## [TASK DESCRIPTION]
Output the full listing word for word.

Data excerpts
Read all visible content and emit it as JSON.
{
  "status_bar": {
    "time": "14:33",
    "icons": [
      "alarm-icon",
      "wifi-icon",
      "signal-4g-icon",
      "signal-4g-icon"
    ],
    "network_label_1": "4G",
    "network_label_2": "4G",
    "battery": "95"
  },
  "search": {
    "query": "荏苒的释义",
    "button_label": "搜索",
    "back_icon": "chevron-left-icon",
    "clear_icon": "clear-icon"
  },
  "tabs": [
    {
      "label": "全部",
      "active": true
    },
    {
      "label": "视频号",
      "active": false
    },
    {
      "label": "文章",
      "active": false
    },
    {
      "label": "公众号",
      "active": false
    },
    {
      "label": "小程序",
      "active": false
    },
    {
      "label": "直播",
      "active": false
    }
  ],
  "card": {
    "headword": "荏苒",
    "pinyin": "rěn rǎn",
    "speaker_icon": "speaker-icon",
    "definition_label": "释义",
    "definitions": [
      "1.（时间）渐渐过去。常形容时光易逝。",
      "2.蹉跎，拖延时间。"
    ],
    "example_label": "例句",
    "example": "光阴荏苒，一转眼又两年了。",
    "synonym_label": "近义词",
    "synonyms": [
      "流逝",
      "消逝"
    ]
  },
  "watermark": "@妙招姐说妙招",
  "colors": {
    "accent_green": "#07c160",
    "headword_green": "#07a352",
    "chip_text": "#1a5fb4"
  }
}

## [RESPONSE TO THIS TASK]
Read all visible content and emit it as JSON.
{
  "status_bar": {
    "time": "14:33",
    "icons": [
      "alarm-icon",
      "wifi-icon",
      "signal-4g-icon",
      "signal-4g-icon"
    ],
    "network_label_1": "4G",
    "network_label_2": "4G",
    "battery": "95"
  },
  "search": {
    "query": "荏苒的释义",
    "button_label": "搜索",
    "back_icon": "chevron-left-icon",
    "clear_icon": "clear-icon"
  },
  "tabs": [
    {
      "label": "全部",
      "active": true
    },
    {
      "label": "视频号",
      "active": false
    },
    {
      "label": "文章",
      "active": false
    },
    {
      "label": "公众号",
      "active": false
    },
    {
      "label": "小程序",
      "active": false
    },
    {
      "label": "直播",
      "active": false
    }
  ],
  "card": {
    "headword": "荏苒",
    "pinyin": "rěn rǎn",
    "speaker_icon": "speaker-icon",
    "definition_label": "释义",
    "definitions": [
      "1.（时间）渐渐过去。常形容时光易逝。",
      "2.蹉跎，拖延时间。"
    ],
    "example_label": "例句",
    "example": "光阴荏苒，一转眼又两年了。",
    "synonym_label": "近义词",
    "synonyms": [
      "流逝",
      "消逝"
    ]
  },
  "watermark": "@妙招姐说妙招",
  "colors": {
    "accent_green": "#07c160",
    "headword_green": "#07a352",
    "chip_text": "#1a5fb4"
  }
}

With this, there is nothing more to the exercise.